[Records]
* * * *
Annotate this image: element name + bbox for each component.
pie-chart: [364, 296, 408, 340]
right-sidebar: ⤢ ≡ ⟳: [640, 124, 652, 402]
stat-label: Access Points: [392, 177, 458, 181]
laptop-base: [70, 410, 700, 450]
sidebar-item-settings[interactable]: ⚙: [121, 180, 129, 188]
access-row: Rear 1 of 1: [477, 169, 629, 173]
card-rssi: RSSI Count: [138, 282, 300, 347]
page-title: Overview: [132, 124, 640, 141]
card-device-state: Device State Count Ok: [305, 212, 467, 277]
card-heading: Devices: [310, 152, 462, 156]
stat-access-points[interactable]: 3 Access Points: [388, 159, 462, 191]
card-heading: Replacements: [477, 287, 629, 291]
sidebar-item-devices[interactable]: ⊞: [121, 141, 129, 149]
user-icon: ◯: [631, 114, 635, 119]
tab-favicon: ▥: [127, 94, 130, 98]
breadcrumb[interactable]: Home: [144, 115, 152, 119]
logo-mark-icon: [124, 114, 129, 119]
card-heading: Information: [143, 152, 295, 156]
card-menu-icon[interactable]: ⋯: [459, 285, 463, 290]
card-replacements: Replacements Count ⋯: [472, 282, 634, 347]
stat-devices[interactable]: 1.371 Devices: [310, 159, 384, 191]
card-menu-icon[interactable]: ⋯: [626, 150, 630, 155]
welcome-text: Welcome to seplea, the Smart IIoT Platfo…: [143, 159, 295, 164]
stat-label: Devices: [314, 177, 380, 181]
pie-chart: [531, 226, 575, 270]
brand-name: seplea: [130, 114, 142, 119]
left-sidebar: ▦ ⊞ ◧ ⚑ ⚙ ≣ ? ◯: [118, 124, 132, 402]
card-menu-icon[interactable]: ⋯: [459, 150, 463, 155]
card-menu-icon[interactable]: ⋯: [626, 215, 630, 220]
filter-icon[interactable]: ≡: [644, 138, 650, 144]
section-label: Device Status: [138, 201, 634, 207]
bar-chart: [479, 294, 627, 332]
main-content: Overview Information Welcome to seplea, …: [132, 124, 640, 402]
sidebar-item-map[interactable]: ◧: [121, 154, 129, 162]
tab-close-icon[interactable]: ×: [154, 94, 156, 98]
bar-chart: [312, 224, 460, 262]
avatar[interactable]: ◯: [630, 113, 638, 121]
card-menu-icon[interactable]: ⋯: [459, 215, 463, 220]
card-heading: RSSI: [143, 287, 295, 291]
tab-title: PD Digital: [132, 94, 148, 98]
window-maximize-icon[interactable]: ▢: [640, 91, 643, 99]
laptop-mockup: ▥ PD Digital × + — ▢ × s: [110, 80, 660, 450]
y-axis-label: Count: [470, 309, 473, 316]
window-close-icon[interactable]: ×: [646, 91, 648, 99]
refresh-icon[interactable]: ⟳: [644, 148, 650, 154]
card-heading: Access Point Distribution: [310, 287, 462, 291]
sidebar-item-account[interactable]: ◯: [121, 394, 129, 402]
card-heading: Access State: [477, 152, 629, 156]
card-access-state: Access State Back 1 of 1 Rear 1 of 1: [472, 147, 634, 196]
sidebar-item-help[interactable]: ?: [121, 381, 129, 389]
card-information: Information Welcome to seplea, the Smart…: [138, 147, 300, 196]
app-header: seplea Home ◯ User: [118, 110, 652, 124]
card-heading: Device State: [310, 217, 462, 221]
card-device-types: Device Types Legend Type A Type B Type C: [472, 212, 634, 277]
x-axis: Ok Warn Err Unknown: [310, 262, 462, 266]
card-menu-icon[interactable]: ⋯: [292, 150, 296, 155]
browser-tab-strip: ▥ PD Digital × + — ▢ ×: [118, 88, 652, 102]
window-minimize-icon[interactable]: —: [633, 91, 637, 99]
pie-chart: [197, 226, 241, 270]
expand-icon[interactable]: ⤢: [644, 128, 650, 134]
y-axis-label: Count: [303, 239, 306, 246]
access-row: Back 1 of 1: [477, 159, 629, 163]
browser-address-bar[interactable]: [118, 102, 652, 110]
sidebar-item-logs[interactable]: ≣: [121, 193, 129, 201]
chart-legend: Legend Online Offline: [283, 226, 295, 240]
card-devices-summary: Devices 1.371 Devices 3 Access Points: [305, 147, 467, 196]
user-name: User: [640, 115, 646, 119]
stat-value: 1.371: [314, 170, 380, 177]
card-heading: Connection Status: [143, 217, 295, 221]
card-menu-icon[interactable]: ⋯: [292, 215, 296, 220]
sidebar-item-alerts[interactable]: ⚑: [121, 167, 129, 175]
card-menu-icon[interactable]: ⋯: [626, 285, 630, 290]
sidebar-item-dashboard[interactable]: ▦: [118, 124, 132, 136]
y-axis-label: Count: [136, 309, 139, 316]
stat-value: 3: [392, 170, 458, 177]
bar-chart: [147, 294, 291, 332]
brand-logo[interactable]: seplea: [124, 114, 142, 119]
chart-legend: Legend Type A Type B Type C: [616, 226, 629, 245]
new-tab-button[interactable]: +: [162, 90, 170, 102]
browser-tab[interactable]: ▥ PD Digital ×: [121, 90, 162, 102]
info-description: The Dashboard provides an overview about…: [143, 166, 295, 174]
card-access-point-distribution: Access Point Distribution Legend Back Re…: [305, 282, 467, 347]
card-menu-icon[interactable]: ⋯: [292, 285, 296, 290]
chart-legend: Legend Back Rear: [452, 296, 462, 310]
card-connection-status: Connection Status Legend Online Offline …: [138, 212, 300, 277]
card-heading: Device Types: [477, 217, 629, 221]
* * * *
▶ To do:
Rewrite the records above as a Markdown table with the columns "No." and "Entry", giving each line its row number and skipping blank lines.

▶ Response below:
| No. | Entry |
|---|---|
| 1 | Annotate this image: element name + bbox for each component. |
| 2 | pie-chart: [364, 296, 408, 340] |
| 3 | right-sidebar: ⤢ ≡ ⟳: [640, 124, 652, 402] |
| 4 | stat-label: Access Points: [392, 177, 458, 181] |
| 5 | laptop-base: [70, 410, 700, 450] |
| 6 | sidebar-item-settings[interactable]: ⚙: [121, 180, 129, 188] |
| 7 | access-row: Rear 1 of 1: [477, 169, 629, 173] |
| 8 | card-rssi: RSSI Count: [138, 282, 300, 347] |
| 9 | page-title: Overview: [132, 124, 640, 141] |
| 10 | card-device-state: Device State Count Ok: [305, 212, 467, 277] |
| 11 | card-heading: Devices: [310, 152, 462, 156] |
| 12 | stat-access-points[interactable]: 3 Access Points: [388, 159, 462, 191] |
| 13 | card-heading: Replacements: [477, 287, 629, 291] |
| 14 | sidebar-item-devices[interactable]: ⊞: [121, 141, 129, 149] |
| 15 | user-icon: ◯: [631, 114, 635, 119] |
| 16 | tab-favicon: ▥: [127, 94, 130, 98] |
| 17 | breadcrumb[interactable]: Home: [144, 115, 152, 119] |
| 18 | logo-mark-icon: [124, 114, 129, 119] |
| 19 | card-heading: Information: [143, 152, 295, 156] |
| 20 | card-menu-icon[interactable]: ⋯: [459, 285, 463, 290] |
| 21 | card-replacements: Replacements Count ⋯: [472, 282, 634, 347] |
| 22 | stat-devices[interactable]: 1.371 Devices: [310, 159, 384, 191] |
| 23 | card-menu-icon[interactable]: ⋯: [626, 150, 630, 155] |
| 24 | welcome-text: Welcome to seplea, the Smart IIoT Platfo…: [143, 159, 295, 164] |
| 25 | stat-label: Devices: [314, 177, 380, 181] |
| 26 | pie-chart: [531, 226, 575, 270] |
| 27 | brand-name: seplea: [130, 114, 142, 119] |
| 28 | left-sidebar: ▦ ⊞ ◧ ⚑ ⚙ ≣ ? ◯: [118, 124, 132, 402] |
| 29 | card-menu-icon[interactable]: ⋯: [459, 150, 463, 155] |
| 30 | card-menu-icon[interactable]: ⋯: [626, 215, 630, 220] |
| 31 | filter-icon[interactable]: ≡: [644, 138, 650, 144] |
| 32 | section-label: Device Status: [138, 201, 634, 207] |
| 33 | bar-chart: [479, 294, 627, 332] |
| 34 | main-content: Overview Information Welcome to seplea, …: [132, 124, 640, 402] |
| 35 | sidebar-item-map[interactable]: ◧: [121, 154, 129, 162] |
| 36 | tab-close-icon[interactable]: ×: [154, 94, 156, 98] |
| 37 | bar-chart: [312, 224, 460, 262] |
| 38 | avatar[interactable]: ◯: [630, 113, 638, 121] |
| 39 | card-menu-icon[interactable]: ⋯: [459, 215, 463, 220] |
| 40 | card-heading: RSSI: [143, 287, 295, 291] |
| 41 | tab-title: PD Digital: [132, 94, 148, 98] |
| 42 | window-maximize-icon[interactable]: ▢: [640, 91, 643, 99] |
| 43 | laptop-mockup: ▥ PD Digital × + — ▢ × s: [110, 80, 660, 450] |
| 44 | y-axis-label: Count: [470, 309, 473, 316] |
| 45 | window-close-icon[interactable]: ×: [646, 91, 648, 99] |
| 46 | refresh-icon[interactable]: ⟳: [644, 148, 650, 154] |
| 47 | card-heading: Access Point Distribution: [310, 287, 462, 291] |
| 48 | sidebar-item-account[interactable]: ◯: [121, 394, 129, 402] |
| 49 | card-heading: Access State: [477, 152, 629, 156] |
| 50 | card-access-state: Access State Back 1 of 1 Rear 1 of 1: [472, 147, 634, 196] |
| 51 | sidebar-item-help[interactable]: ?: [121, 381, 129, 389] |
| 52 | card-information: Information Welcome to seplea, the Smart…: [138, 147, 300, 196] |
| 53 | app-header: seplea Home ◯ User: [118, 110, 652, 124] |
| 54 | card-heading: Device State: [310, 217, 462, 221] |
| 55 | card-device-types: Device Types Legend Type A Type B Type C: [472, 212, 634, 277] |
| 56 | x-axis: Ok Warn Err Unknown: [310, 262, 462, 266] |
| 57 | card-menu-icon[interactable]: ⋯: [292, 150, 296, 155] |
| 58 | browser-tab-strip: ▥ PD Digital × + — ▢ ×: [118, 88, 652, 102] |
| 59 | window-minimize-icon[interactable]: —: [633, 91, 637, 99] |
| 60 | pie-chart: [197, 226, 241, 270] |
| 61 | expand-icon[interactable]: ⤢: [644, 128, 650, 134] |
| 62 | y-axis-label: Count: [303, 239, 306, 246] |
| 63 | access-row: Back 1 of 1: [477, 159, 629, 163] |
| 64 | browser-address-bar[interactable]: [118, 102, 652, 110] |
| 65 | sidebar-item-logs[interactable]: ≣: [121, 193, 129, 201] |
| 66 | chart-legend: Legend Online Offline: [283, 226, 295, 240] |
| 67 | card-devices-summary: Devices 1.371 Devices 3 Access Points: [305, 147, 467, 196] |
| 68 | user-name: User: [640, 115, 646, 119] |
| 69 | stat-value: 1.371: [314, 170, 380, 177] |
| 70 | card-heading: Connection Status: [143, 217, 295, 221] |
| 71 | card-menu-icon[interactable]: ⋯: [292, 215, 296, 220] |
| 72 | sidebar-item-alerts[interactable]: ⚑: [121, 167, 129, 175] |
| 73 | card-menu-icon[interactable]: ⋯: [626, 285, 630, 290] |
| 74 | sidebar-item-dashboard[interactable]: ▦: [118, 124, 132, 136] |
| 75 | y-axis-label: Count: [136, 309, 139, 316] |
| 76 | stat-value: 3: [392, 170, 458, 177] |
| 77 | bar-chart: [147, 294, 291, 332] |
| 78 | brand-logo[interactable]: seplea: [124, 114, 142, 119] |
| 79 | chart-legend: Legend Type A Type B Type C: [616, 226, 629, 245] |
| 80 | new-tab-button[interactable]: +: [162, 90, 170, 102] |
| 81 | browser-tab[interactable]: ▥ PD Digital ×: [121, 90, 162, 102] |
| 82 | info-description: The Dashboard provides an overview about…: [143, 166, 295, 174] |
| 83 | card-access-point-distribution: Access Point Distribution Legend Back Re…: [305, 282, 467, 347] |
| 84 | card-menu-icon[interactable]: ⋯: [292, 285, 296, 290] |
| 85 | chart-legend: Legend Back Rear: [452, 296, 462, 310] |
| 86 | card-connection-status: Connection Status Legend Online Offline …: [138, 212, 300, 277] |
| 87 | card-heading: Device Types: [477, 217, 629, 221] |